THE EXERCISE — Count how many lines include "Priority" and answer with that number only.

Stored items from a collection

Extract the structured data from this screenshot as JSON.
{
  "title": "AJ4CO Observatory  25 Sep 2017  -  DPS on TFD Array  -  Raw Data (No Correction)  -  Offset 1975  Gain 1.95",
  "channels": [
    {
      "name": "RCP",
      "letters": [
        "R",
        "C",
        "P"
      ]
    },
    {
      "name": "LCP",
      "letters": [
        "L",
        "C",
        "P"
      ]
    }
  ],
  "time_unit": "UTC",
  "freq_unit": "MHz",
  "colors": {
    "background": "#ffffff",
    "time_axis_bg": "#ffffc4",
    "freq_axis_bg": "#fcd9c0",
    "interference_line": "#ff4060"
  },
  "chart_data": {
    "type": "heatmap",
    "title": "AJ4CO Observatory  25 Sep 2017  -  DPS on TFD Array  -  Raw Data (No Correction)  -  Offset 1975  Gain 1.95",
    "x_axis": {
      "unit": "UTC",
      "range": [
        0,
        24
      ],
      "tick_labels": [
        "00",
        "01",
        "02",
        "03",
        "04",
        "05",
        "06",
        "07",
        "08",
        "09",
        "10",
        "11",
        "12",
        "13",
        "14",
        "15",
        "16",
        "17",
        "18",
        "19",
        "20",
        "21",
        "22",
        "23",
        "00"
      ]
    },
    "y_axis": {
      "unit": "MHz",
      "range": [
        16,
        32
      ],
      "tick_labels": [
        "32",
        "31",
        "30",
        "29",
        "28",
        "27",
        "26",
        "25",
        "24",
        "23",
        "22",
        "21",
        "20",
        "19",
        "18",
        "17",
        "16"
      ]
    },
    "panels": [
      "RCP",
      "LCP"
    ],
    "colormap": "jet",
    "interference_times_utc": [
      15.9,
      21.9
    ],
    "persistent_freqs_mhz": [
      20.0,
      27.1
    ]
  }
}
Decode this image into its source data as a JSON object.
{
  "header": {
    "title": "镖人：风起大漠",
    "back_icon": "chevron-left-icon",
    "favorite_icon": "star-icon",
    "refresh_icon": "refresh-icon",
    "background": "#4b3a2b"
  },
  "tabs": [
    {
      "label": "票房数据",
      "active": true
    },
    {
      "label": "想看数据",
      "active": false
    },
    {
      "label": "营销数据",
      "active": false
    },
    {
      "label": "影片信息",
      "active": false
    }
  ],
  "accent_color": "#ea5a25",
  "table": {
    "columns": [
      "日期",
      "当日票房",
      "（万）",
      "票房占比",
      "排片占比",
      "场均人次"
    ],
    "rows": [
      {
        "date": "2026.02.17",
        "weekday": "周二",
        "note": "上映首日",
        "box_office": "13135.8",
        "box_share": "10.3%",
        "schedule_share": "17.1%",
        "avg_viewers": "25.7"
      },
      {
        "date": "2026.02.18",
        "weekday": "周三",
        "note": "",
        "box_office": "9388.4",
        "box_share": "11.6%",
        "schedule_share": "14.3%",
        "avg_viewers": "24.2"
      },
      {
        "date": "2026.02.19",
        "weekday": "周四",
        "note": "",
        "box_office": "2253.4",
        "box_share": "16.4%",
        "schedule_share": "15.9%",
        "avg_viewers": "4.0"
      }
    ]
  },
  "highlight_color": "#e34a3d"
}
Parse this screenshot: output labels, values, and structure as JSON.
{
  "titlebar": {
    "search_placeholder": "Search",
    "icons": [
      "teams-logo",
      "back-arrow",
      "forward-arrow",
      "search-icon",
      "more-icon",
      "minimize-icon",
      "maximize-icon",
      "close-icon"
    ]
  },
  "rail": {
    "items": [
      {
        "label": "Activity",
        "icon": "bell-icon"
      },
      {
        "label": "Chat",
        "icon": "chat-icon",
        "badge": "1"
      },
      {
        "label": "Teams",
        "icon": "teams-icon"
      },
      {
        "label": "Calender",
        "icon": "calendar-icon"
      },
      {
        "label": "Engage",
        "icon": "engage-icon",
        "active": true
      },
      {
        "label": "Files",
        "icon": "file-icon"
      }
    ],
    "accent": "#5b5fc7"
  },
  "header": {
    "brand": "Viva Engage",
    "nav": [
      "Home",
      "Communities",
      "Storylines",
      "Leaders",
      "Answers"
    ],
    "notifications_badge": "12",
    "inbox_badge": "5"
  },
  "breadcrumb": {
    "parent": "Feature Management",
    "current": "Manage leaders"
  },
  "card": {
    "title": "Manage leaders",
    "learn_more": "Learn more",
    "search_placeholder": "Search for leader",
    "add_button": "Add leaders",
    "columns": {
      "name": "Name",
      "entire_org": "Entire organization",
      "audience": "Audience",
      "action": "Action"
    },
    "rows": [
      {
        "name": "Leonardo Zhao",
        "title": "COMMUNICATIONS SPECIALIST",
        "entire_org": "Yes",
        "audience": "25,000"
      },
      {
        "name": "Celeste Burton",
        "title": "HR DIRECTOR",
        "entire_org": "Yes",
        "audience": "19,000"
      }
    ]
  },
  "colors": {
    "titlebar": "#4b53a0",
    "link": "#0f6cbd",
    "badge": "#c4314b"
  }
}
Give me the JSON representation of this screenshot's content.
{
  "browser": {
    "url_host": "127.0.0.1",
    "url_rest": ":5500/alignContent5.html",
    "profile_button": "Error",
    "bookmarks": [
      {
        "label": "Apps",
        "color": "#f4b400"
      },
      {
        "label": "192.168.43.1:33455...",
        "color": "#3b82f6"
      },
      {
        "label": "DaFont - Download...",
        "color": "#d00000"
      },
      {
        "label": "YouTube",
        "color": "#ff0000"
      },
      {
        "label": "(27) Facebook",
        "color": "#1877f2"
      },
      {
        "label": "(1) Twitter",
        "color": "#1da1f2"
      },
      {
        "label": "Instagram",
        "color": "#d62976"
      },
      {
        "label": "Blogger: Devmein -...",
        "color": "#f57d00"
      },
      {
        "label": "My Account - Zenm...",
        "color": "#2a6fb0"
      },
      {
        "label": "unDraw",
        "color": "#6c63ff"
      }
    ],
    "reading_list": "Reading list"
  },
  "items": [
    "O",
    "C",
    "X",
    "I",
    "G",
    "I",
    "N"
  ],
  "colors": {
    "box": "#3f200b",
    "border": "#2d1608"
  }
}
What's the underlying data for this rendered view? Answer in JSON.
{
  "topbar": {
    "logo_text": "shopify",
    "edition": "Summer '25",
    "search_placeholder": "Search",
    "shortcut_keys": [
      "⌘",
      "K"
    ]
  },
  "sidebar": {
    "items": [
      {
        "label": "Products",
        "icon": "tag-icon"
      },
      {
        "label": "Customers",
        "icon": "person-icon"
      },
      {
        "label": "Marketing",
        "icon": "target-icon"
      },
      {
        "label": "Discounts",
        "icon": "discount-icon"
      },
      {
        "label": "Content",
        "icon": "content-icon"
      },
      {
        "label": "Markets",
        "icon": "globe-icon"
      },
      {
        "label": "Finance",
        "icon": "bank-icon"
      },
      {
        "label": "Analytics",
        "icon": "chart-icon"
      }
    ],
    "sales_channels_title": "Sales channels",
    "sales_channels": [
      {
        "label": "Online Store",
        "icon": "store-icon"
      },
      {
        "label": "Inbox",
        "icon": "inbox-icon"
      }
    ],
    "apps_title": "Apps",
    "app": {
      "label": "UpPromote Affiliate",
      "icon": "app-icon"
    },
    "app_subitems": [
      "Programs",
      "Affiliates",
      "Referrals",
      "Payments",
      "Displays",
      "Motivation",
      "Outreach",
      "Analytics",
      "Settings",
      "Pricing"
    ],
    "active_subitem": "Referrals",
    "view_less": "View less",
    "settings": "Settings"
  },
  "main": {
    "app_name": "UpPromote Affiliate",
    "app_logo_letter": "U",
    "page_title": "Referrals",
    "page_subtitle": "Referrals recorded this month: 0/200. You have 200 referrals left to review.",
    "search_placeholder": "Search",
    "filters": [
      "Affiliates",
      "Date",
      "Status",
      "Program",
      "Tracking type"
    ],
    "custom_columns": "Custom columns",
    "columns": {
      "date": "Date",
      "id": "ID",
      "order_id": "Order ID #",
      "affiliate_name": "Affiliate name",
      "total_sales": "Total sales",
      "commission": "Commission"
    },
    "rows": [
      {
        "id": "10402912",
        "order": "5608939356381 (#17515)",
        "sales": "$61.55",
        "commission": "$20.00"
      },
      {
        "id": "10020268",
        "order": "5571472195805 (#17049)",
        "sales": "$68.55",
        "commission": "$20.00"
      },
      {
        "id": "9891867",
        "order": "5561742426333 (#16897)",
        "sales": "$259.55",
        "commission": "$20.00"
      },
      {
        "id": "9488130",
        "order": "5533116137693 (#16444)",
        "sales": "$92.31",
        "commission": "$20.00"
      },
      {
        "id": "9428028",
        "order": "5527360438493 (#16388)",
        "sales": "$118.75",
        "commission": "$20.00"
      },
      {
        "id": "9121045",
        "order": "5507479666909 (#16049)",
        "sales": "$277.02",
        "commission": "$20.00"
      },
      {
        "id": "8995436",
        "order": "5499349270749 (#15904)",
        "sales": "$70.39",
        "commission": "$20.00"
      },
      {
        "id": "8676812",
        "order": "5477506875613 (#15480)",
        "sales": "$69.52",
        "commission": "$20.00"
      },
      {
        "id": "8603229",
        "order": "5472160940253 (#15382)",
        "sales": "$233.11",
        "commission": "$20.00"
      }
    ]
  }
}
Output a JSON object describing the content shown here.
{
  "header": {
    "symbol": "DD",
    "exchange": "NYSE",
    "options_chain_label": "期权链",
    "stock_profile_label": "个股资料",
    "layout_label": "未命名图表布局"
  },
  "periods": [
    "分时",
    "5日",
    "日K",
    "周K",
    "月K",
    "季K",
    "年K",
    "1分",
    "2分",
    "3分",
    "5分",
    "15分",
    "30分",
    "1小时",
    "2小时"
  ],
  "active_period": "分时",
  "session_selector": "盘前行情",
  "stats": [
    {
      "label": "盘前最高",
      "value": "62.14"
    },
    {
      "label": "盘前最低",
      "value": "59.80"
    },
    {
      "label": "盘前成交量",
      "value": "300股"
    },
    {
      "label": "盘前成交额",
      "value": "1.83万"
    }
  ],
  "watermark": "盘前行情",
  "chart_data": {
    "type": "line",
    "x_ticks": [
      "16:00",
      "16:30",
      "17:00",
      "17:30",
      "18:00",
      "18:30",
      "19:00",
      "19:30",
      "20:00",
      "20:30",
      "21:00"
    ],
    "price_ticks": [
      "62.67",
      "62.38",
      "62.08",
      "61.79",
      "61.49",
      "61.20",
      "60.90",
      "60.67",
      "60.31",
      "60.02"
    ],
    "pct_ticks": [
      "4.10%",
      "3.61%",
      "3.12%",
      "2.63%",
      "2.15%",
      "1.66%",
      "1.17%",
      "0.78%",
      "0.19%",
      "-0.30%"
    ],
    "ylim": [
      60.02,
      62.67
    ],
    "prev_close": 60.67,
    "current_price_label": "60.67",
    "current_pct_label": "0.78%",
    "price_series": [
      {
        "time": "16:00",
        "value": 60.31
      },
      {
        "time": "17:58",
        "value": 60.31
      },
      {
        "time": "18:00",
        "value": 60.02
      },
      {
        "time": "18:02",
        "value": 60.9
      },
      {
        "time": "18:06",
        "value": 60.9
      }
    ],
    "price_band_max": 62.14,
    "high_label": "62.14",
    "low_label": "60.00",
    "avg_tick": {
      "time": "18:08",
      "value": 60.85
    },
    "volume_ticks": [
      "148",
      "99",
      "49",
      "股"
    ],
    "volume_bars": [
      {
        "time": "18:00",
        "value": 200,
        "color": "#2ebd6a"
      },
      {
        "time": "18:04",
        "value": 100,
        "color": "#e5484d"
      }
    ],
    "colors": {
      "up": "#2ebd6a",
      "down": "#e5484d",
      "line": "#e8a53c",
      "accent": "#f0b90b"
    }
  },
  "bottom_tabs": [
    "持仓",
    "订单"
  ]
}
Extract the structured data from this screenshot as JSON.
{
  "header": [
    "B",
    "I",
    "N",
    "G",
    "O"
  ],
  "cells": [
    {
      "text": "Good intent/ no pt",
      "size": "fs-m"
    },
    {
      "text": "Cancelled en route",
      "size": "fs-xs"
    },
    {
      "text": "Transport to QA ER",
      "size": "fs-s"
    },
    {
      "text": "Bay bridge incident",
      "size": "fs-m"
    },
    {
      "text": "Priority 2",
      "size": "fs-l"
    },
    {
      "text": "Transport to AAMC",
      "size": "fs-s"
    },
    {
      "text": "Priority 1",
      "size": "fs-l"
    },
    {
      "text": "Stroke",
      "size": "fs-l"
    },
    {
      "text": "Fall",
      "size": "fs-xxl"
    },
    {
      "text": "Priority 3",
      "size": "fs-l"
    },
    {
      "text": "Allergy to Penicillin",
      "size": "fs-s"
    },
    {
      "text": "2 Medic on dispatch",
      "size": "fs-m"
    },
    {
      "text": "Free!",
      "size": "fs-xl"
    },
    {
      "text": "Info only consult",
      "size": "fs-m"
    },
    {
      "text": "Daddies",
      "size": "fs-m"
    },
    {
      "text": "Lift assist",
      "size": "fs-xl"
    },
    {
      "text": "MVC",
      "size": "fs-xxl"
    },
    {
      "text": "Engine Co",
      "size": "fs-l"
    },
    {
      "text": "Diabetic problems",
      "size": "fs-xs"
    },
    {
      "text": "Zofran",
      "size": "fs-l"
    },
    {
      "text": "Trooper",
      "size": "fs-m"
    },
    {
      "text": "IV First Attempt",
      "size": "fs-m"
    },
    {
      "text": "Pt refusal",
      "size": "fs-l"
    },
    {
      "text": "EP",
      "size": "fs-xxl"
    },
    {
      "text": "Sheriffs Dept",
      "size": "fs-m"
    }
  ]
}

RESULT OF THIS EXERCISE — 3